__Задание 1__. От кого, согласно отрывку из воспоминаний, досталась в наследство песня про шофершу Нинку?
__Задание 2__. Выведите без изменений фрагмент отрывка из воспоминаний начиная со слов «Но даже в тех» и заканчивая словами «из угла жилета.» включительно.

Чтение онлайн

ЖАНРЫ

Скуки не было. Первая книга воспоминаний
Шрифт:

Беспечный автор этих строк, как видно, не предчувствовал, что скоро тут будет совсем не до смеха: ведь сочиняя их, он, как и мой покровитель Борис Владимирович Яковлев, еще не знал, что вот-вот разразится землетрясение.

Но даже в тех песнях и стихах, в которых, казалось бы, и самый строгий цензор не мог бы унюхать никакой крамолы, все равно было что-то «самогонное», рожденное инстинктивным отталкиванием от тошнотворного «казенного вина».

Ну какими своими приметами могла противостоять «запаху тюремных библиотек» такая, например, не шибко осмысленная песня — тоже принадлежавшая к числу самых наших любимых (она досталась нам в наследство от литинститутцев старшего поколения):

Я
влюблен в шофершу Нинку робко,
Вам в подарок от меня коробка.
Подаю, как кавалер, манто вам И стихи поэта Лермантова. По заборам я, голуба, лазаю, Чтоб увидеть вас, голубоглазую. А душа поет, как флажолета, Выпирая из угла жилета.

Были там еще какие-то строчки, которых я уже не помню. Помню только, что заканчивался этот иронический романс так:

Уроню аккорды с пианина, Сядь со мной на «форд» и спи, о Нина!

__Строки датасета__.
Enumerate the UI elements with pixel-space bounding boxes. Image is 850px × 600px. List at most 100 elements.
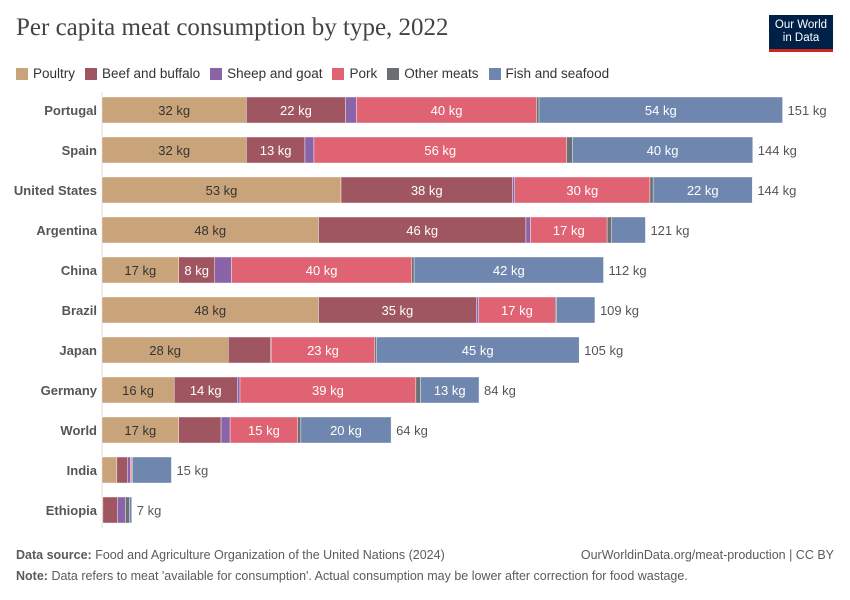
bar-segment[interactable] [101,96,247,124]
source-text: Food and Agriculture Organization of the… [95,548,445,562]
category-label: India [67,463,98,478]
bar-segment[interactable] [220,416,231,444]
bar-segment[interactable] [270,336,376,364]
segment-label: 40 kg [306,263,338,278]
segment-label: 40 kg [431,103,463,118]
segment-label: 56 kg [424,143,456,158]
segment-label: 30 kg [566,183,598,198]
bar-segment[interactable] [228,336,271,364]
bar-segment[interactable] [101,376,175,404]
legend-label: Sheep and goat [227,66,323,81]
total-label: 15 kg [176,463,208,478]
bar-segment[interactable] [340,176,513,204]
bar-segment[interactable] [649,176,654,204]
bar-segment[interactable] [246,96,346,124]
bar-segment[interactable] [345,96,357,124]
legend-item-beef-and-buffalo[interactable]: Beef and buffalo [85,66,200,81]
bar-segment[interactable] [318,296,477,324]
bar-segment[interactable] [376,336,580,364]
bar-segment[interactable] [611,216,646,244]
segment-label: 17 kg [124,423,156,438]
bar-segment[interactable] [304,136,315,164]
bar-segment[interactable] [538,96,783,124]
legend-item-poultry[interactable]: Poultry [16,66,75,81]
bar-segment[interactable] [555,296,557,324]
legend-item-sheep-and-goat[interactable]: Sheep and goat [210,66,322,81]
legend-label: Pork [349,66,378,81]
note: Note: Data refers to meat 'available for… [16,569,688,583]
bar-segment[interactable] [178,416,222,444]
bar-segment[interactable] [101,456,118,484]
owid-logo[interactable]: Our World in Data [769,15,833,52]
total-label: 112 kg [609,263,647,278]
legend: Poultry Beef and buffalo Sheep and goat Por… [16,66,609,81]
bar-segment[interactable] [129,496,132,524]
bar-segment[interactable] [556,296,596,324]
bar-segment[interactable] [512,176,515,204]
legend-swatch [332,67,345,80]
legend-item-pork[interactable]: Pork [332,66,377,81]
segment-label: 32 kg [158,143,190,158]
bar-segment[interactable] [101,176,342,204]
legend-item-other-meats[interactable]: Other meats [387,66,479,81]
bar-segment[interactable] [178,256,215,284]
segment-label: 20 kg [330,423,362,438]
bar-segment[interactable] [101,336,229,364]
bar-segment[interactable] [125,496,130,524]
bar-segment[interactable] [237,376,241,404]
logo-line2: in Data [782,32,820,44]
bar-segment[interactable] [300,416,392,444]
bar-segment[interactable] [246,136,306,164]
bar-segment[interactable] [318,216,527,244]
category-label: China [61,263,98,278]
bar-segment[interactable] [476,296,479,324]
legend-item-fish-and-seafood[interactable]: Fish and seafood [488,66,610,81]
bar-segment[interactable] [117,496,126,524]
segment-label: 13 kg [434,383,466,398]
total-label: 109 kg [600,303,639,318]
source-label: Data source: [16,548,92,562]
bar-segment[interactable] [239,376,417,404]
bar-segment[interactable] [229,416,298,444]
bar-segment[interactable] [102,496,118,524]
note-text: Data refers to meat 'available for consu… [51,569,688,583]
bar-segment[interactable] [478,296,556,324]
bar-segment[interactable] [116,456,128,484]
bar-segment[interactable] [536,96,540,124]
bar-segment[interactable] [127,456,131,484]
source-url[interactable]: OurWorldinData.org/meat-production | CC … [580,548,834,562]
legend-label: Fish and seafood [505,66,610,81]
legend-label: Poultry [33,66,76,81]
chart-title: Per capita meat consumption by type, 202… [16,14,449,41]
category-label: Portugal [44,103,97,118]
bar-segment[interactable] [413,256,604,284]
bar-segment[interactable] [130,456,132,484]
segment-label: 17 kg [553,223,585,238]
bar-segment[interactable] [411,256,415,284]
bar-segment[interactable] [415,376,421,404]
bar-segment[interactable] [101,216,319,244]
segment-label: 39 kg [312,383,344,398]
bar-segment[interactable] [101,256,179,284]
bar-segment[interactable] [652,176,753,204]
bar-segment[interactable] [356,96,537,124]
bar-segment[interactable] [214,256,232,284]
legend-swatch [387,67,400,80]
bar-segment[interactable] [374,336,377,364]
bar-segment[interactable] [514,176,651,204]
segment-label: 35 kg [381,303,413,318]
bar-segment[interactable] [566,136,573,164]
bar-segment[interactable] [525,216,531,244]
bar-segment[interactable] [420,376,480,404]
bar-segment[interactable] [101,136,247,164]
segment-label: 46 kg [406,223,438,238]
bar-segment[interactable] [132,456,172,484]
segment-label: 22 kg [687,183,719,198]
bar-segment[interactable] [101,296,319,324]
bar-segment[interactable] [231,256,413,284]
bar-segment[interactable] [606,216,612,244]
segment-label: 28 kg [149,343,181,358]
segment-label: 53 kg [206,183,238,198]
bar-segment[interactable] [572,136,753,164]
bar-segment[interactable] [297,416,302,444]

__Решение 1__. От литинститутцев старшего поколения.

__Решение 2__.
Но даже в тех песнях и стихах, в которых, казалось бы, и самый строгий цензор не мог бы унюхать никакой крамолы, все равно было что-то «самогонное», рожденное инстинктивным отталкиванием от тошнотворного «казенного вина».

Ну какими своими приметами могла противостоять «запаху тюремных библиотек» такая, например, не шибко осмысленная песня — тоже принадлежавшая к числу самых наших любимых (она досталась нам в наследство от литинститутцев старшего поколения):

Я
влюблен в шофершу Нинку робко,
Вам в подарок от меня коробка.
Подаю, как кавалер, манто вам И стихи поэта Лермантова. По заборам я, голуба, лазаю, Чтоб увидеть вас, голубоглазую. А душа поет, как флажолета, Выпирая из угла жилета.